*Goal of the exercise*: Give the count of lines in the data that include the string "seal", with no added remarks.

*Entries provided*:

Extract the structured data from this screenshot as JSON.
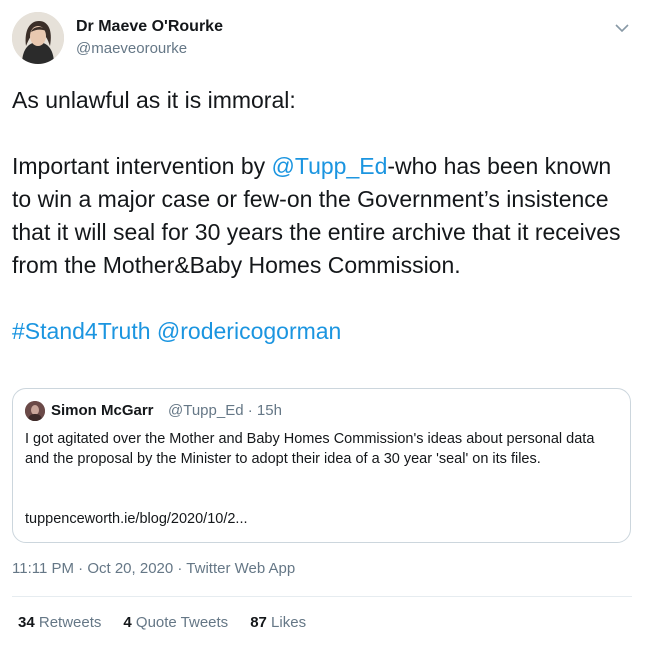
{
  "author": {
    "name": "Dr Maeve O'Rourke",
    "handle": "@maeveorourke"
  },
  "tweet": {
    "line1": "As unlawful as it is immoral:",
    "para_prefix": "Important intervention by ",
    "mention_tupp": "@Tupp_Ed",
    "para_suffix": "-who has been known to win a major case or few-on the Government’s insistence that it will seal for 30 years the entire archive that it receives from the Mother&Baby Homes Commission.",
    "hashtag": "#Stand4Truth",
    "mention_roderic": "@rodericogorman"
  },
  "quote": {
    "name": "Simon McGarr",
    "meta": "@Tupp_Ed · 15h",
    "text": "I got agitated over the Mother and Baby Homes Commission's ideas about personal data and the proposal by the Minister to adopt their idea of a 30 year 'seal' on its files.",
    "link": "tuppenceworth.ie/blog/2020/10/2..."
  },
  "timestamp": {
    "time": "11:11 PM",
    "date": "Oct 20, 2020",
    "source": "Twitter Web App",
    "sep": " · "
  },
  "stats": {
    "retweets_count": "34",
    "retweets_label": "Retweets",
    "quotes_count": "4",
    "quotes_label": "Quote Tweets",
    "likes_count": "87",
    "likes_label": "Likes"
  },
  "icons": {
    "caret": "chevron-down-icon",
    "avatar": "profile-photo",
    "quote_avatar": "profile-photo"
  },
  "colors": {
    "link": "#1b95e0",
    "muted": "#657786",
    "text": "#14171a",
    "border": "#ccd6dd"
  }
}
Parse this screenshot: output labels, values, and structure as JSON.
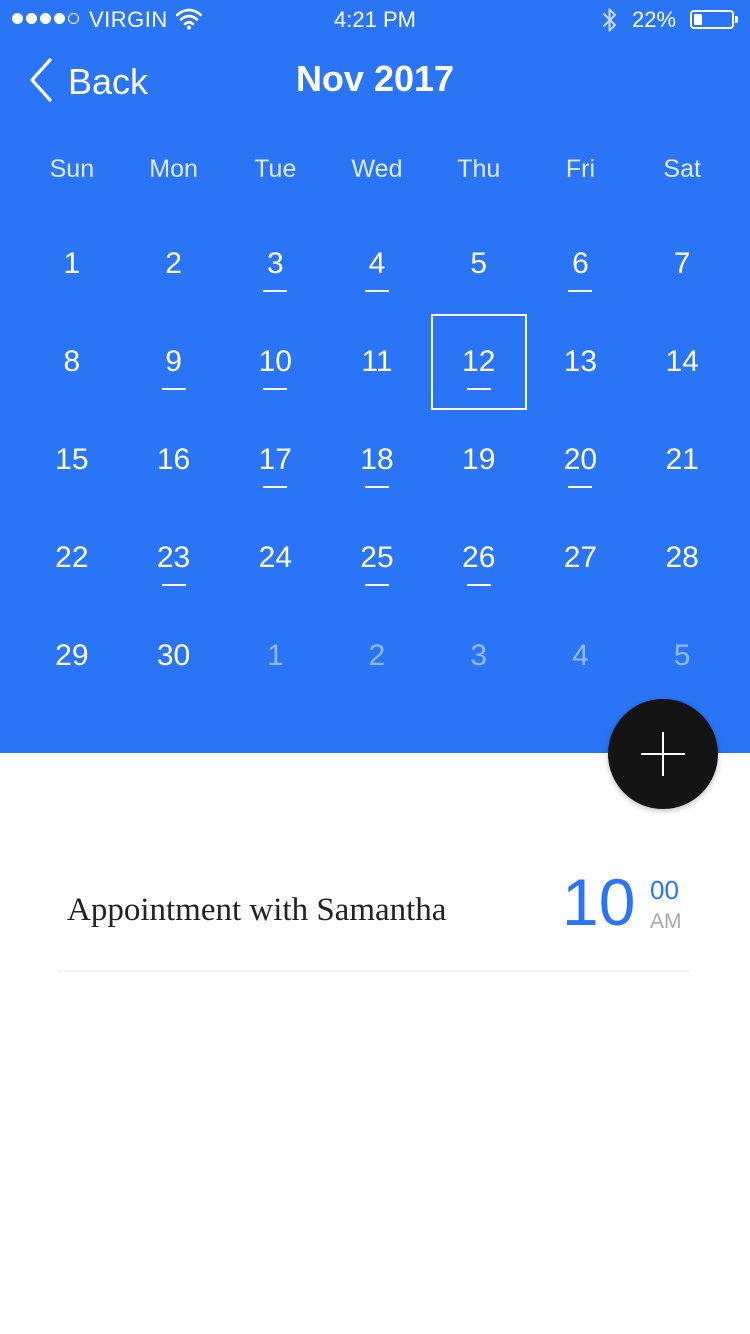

*Exercise result*: 2